■ **Instruction**:
Write out the full set of records below exactly.
*** Raw data ***
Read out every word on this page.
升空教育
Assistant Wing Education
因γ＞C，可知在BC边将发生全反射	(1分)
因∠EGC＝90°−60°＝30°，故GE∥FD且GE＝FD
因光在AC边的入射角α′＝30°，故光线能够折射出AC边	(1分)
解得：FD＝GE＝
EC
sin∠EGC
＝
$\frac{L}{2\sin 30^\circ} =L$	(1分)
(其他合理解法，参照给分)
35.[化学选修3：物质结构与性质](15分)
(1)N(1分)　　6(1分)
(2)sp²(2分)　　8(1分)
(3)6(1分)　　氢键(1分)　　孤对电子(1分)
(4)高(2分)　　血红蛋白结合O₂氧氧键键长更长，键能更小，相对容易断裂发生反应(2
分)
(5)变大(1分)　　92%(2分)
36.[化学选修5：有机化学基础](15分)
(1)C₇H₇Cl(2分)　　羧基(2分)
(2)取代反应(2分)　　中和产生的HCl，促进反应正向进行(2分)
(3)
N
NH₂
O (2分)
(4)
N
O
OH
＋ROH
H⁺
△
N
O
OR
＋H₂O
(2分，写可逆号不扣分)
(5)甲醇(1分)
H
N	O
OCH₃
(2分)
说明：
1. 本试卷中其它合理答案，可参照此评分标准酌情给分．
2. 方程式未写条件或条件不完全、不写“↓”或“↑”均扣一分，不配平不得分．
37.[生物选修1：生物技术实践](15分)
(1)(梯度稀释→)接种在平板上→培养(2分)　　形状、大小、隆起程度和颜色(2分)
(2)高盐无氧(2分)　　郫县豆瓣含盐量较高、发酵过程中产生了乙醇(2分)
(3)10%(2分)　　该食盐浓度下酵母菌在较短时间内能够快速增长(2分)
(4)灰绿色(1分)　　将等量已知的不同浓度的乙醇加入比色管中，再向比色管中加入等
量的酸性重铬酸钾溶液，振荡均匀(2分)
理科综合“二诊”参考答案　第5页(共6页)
***
■ **Response below**:
Read out every word on this page.
升空教育
Assistant Wing Education
因γ＞C，可知在BC边将发生全反射	(1分)
因∠EGC＝90°−60°＝30°，故GE∥FD且GE＝FD
因光在AC边的入射角α′＝30°，故光线能够折射出AC边	(1分)
解得：FD＝GE＝
EC
sin∠EGC
＝
$\frac{L}{2\sin 30^\circ} =L$	(1分)
(其他合理解法，参照给分)
35.[化学选修3：物质结构与性质](15分)
(1)N(1分)　　6(1分)
(2)sp²(2分)　　8(1分)
(3)6(1分)　　氢键(1分)　　孤对电子(1分)
(4)高(2分)　　血红蛋白结合O₂氧氧键键长更长，键能更小，相对容易断裂发生反应(2
分)
(5)变大(1分)　　92%(2分)
36.[化学选修5：有机化学基础](15分)
(1)C₇H₇Cl(2分)　　羧基(2分)
(2)取代反应(2分)　　中和产生的HCl，促进反应正向进行(2分)
(3)
N
NH₂
O (2分)
(4)
N
O
OH
＋ROH
H⁺
△
N
O
OR
＋H₂O
(2分，写可逆号不扣分)
(5)甲醇(1分)
H
N	O
OCH₃
(2分)
说明：
1. 本试卷中其它合理答案，可参照此评分标准酌情给分．
2. 方程式未写条件或条件不完全、不写“↓”或“↑”均扣一分，不配平不得分．
37.[生物选修1：生物技术实践](15分)
(1)(梯度稀释→)接种在平板上→培养(2分)　　形状、大小、隆起程度和颜色(2分)
(2)高盐无氧(2分)　　郫县豆瓣含盐量较高、发酵过程中产生了乙醇(2分)
(3)10%(2分)　　该食盐浓度下酵母菌在较短时间内能够快速增长(2分)
(4)灰绿色(1分)　　将等量已知的不同浓度的乙醇加入比色管中，再向比色管中加入等
量的酸性重铬酸钾溶液，振荡均匀(2分)
理科综合“二诊”参考答案　第5页(共6页)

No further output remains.